También me llamó mucho la atención el uso de epítetos como el de la prostituta y amante Magdalena, Imaculada Múgica, un cuerpo que «huele a rancio», uno de las tantas manifestaciones de letimotivs fugas musicales que aparecen en la novela. Creo que estas estructuras, al igual que los epígrafes, la escenificación del narrador hablándole a su reflejo especular, la omnipresencia de la sangre, son recurrentes tal vez con el fin de balancear la sensación de desorientación permanente en la que nos mantiene la narración.

Por último, me parece interesante destacar el protagonismo no sólo del sexo, de Eros, sino también de la otra gran pulsión que para Freud estructura la psique humana: la de Tánatos. La muerte sobrevuela la trama de manera oblicua, con el ¿suicidio?, ¿accidente?, ¿asesinato? de Imaculada Múgica en el metro madrileño, como anuncio de ese apocalipsis bélico inminente que para el tío Jerónimo no es un apocalipsis, sino una purga. Volviendo a Bajtín, me dio la sensación que el Madrid de los últimos días de la República se nos aparece en San Camilo, 1936 como un auténtico carnaval dionisíaco, repleto de prostitutas tísicas y jóvenes promiscuos y libidinosos. Un estado de excepción, para Bajtín, el carnaval es un paréntesis que subvierte provisoriamente las férreas jerarquías vigentes, para justificarlas cuando este llega a su fin. Es en este desfile de un sinnúmero de voces, de máscaras y disfraces en los que nadie se muestra como es deliberadamente, es en este territorio de la ambigüedad en el que se mueve el protagonista anónimo de la novela de Cela. En este sentido, con Bajtín creo que se puede leer mejor la idea de «purga de la patria» esgrimida por el tío Jerónimo en el epílogo de la novela. La Guerra Civil (pero sobre todo su desenlace) entendida como la restauración lógica del orden que tolera el carnaval; siempre y cuando este no dure todo el año.

Información proporcionada =>

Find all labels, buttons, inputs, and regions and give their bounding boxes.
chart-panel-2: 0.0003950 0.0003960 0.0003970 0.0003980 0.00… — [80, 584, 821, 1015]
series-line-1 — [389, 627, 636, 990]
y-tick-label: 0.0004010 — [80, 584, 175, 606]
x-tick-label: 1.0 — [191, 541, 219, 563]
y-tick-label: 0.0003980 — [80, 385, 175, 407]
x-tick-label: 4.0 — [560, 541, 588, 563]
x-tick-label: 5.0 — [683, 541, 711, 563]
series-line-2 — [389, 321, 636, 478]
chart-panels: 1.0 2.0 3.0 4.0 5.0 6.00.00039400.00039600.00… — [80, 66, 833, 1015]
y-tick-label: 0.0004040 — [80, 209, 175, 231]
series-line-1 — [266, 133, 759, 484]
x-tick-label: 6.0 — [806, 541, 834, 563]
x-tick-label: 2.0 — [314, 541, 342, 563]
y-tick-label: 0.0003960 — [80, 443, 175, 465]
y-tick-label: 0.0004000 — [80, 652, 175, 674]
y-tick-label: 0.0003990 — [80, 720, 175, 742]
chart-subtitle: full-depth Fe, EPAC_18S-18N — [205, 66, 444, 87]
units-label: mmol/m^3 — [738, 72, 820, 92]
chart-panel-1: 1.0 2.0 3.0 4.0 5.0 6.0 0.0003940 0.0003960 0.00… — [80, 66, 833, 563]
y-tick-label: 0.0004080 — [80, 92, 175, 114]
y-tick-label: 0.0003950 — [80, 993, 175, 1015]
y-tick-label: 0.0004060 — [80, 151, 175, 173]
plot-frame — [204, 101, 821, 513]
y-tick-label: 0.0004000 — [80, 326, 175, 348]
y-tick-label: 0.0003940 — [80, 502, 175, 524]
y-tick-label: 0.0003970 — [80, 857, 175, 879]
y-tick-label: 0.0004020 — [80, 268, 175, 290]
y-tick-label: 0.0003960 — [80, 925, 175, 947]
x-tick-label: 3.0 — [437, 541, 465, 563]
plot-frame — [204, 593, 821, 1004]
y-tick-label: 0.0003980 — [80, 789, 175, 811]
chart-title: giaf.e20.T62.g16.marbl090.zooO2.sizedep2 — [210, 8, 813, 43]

Consigna => Transcribe íntegra y sin ninguna modificación la página sobre la novela San Camilo, 1936.

Respuesta del ejercicio =>
También me llamó mucho la atención el uso de epítetos como el de la prostituta y amante Magdalena, Imaculada Múgica, un cuerpo que «huele a rancio», uno de las tantas manifestaciones de letimotivs fugas musicales que aparecen en la novela. Creo que estas estructuras, al igual que los epígrafes, la escenificación del narrador hablándole a su reflejo especular, la omnipresencia de la sangre, son recurrentes tal vez con el fin de balancear la sensación de desorientación permanente en la que nos mantiene la narración.

Por último, me parece interesante destacar el protagonismo no sólo del sexo, de Eros, sino también de la otra gran pulsión que para Freud estructura la psique humana: la de Tánatos. La muerte sobrevuela la trama de manera oblicua, con el ¿suicidio?, ¿accidente?, ¿asesinato? de Imaculada Múgica en el metro madrileño, como anuncio de ese apocalipsis bélico inminente que para el tío Jerónimo no es un apocalipsis, sino una purga. Volviendo a Bajtín, me dio la sensación que el Madrid de los últimos días de la República se nos aparece en San Camilo, 1936 como un auténtico carnaval dionisíaco, repleto de prostitutas tísicas y jóvenes promiscuos y libidinosos. Un estado de excepción, para Bajtín, el carnaval es un paréntesis que subvierte provisoriamente las férreas jerarquías vigentes, para justificarlas cuando este llega a su fin. Es en este desfile de un sinnúmero de voces, de máscaras y disfraces en los que nadie se muestra como es deliberadamente, es en este territorio de la ambigüedad en el que se mueve el protagonista anónimo de la novela de Cela. En este sentido, con Bajtín creo que se puede leer mejor la idea de «purga de la patria» esgrimida por el tío Jerónimo en el epílogo de la novela. La Guerra Civil (pero sobre todo su desenlace) entendida como la restauración lógica del orden que tolera el carnaval; siempre y cuando este no dure todo el año.